→ **PROBLEM DESCRIPTION**
Pull out every line below holding the word "نرسیده".

-- START DATASET ENTRIES --

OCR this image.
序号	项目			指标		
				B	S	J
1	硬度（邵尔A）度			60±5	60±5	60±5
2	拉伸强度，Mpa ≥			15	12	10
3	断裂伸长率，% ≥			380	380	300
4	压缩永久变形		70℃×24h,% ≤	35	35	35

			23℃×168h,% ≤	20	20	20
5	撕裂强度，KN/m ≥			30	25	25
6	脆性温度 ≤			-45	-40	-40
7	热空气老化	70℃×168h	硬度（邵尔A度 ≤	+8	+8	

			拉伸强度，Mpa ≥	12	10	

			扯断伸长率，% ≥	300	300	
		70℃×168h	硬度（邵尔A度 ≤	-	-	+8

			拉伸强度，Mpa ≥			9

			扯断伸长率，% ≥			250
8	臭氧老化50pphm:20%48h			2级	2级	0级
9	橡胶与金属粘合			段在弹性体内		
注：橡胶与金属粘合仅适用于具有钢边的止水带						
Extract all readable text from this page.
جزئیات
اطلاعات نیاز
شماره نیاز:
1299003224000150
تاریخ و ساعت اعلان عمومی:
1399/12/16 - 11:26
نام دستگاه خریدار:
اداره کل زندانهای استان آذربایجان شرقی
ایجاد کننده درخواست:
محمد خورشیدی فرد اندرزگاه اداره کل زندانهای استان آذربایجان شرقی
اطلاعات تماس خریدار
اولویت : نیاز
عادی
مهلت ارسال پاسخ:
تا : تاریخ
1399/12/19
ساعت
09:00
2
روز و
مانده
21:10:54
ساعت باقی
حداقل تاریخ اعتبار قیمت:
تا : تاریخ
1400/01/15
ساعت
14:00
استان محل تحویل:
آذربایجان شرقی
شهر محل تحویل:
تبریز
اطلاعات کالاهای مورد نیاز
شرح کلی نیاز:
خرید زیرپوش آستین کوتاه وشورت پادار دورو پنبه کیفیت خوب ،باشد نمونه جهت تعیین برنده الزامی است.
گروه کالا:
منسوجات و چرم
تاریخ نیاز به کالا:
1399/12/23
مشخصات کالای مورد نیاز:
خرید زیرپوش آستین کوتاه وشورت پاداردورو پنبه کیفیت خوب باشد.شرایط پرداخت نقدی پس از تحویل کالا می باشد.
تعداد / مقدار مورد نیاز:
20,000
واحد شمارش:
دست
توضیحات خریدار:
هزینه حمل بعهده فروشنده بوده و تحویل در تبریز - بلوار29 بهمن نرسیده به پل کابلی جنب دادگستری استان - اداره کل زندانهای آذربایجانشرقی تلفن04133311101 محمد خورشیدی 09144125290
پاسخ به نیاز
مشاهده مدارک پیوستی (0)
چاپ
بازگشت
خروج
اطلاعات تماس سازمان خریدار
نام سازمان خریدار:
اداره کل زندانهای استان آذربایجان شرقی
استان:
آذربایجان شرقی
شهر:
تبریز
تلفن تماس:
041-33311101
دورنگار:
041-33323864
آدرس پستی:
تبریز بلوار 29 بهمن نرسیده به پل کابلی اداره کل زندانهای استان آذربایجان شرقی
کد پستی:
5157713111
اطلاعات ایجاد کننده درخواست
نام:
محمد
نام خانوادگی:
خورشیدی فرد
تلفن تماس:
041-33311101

-- END DATASET ENTRIES --

→ **SOLUTION**
هزینه حمل بعهده فروشنده بوده و تحویل در تبریز - بلوار29 بهمن نرسیده به پل کابلی جنب دادگستری استان - اداره کل زندانهای آذربایجانشرقی تلفن04133311101 محمد خورشیدی 09144125290
تبریز بلوار 29 بهمن نرسیده به پل کابلی اداره کل زندانهای استان آذربایجان شرقی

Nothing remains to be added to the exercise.